Stored data
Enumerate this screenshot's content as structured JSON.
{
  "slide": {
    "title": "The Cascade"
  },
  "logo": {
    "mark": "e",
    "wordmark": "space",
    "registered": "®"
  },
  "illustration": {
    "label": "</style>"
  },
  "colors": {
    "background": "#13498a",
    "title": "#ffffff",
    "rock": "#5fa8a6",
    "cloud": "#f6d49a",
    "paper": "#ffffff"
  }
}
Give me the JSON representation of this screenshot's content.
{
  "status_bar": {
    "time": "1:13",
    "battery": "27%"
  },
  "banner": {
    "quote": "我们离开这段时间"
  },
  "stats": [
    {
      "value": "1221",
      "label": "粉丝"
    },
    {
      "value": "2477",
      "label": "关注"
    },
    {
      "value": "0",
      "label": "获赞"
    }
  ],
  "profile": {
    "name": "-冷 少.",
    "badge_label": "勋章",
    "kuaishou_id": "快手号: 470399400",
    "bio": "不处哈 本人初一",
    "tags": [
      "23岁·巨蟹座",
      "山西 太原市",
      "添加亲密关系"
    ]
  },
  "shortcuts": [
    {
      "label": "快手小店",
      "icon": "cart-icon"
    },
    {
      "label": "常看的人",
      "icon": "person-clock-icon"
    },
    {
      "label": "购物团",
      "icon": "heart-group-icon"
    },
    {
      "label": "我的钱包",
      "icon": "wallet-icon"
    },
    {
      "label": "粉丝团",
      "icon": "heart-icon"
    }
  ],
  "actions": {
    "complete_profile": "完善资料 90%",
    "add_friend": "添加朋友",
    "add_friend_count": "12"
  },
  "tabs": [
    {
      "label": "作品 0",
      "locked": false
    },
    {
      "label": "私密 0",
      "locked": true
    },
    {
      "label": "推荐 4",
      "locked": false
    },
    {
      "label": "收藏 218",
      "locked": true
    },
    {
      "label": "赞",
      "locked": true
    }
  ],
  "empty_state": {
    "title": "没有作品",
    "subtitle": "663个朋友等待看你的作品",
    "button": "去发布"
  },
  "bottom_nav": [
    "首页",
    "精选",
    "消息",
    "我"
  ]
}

**To be done:** Out of the material above, select every line that holds the string "heart".

**Response to this exercise:**
      "icon": "heart-group-icon"
      "icon": "heart-icon"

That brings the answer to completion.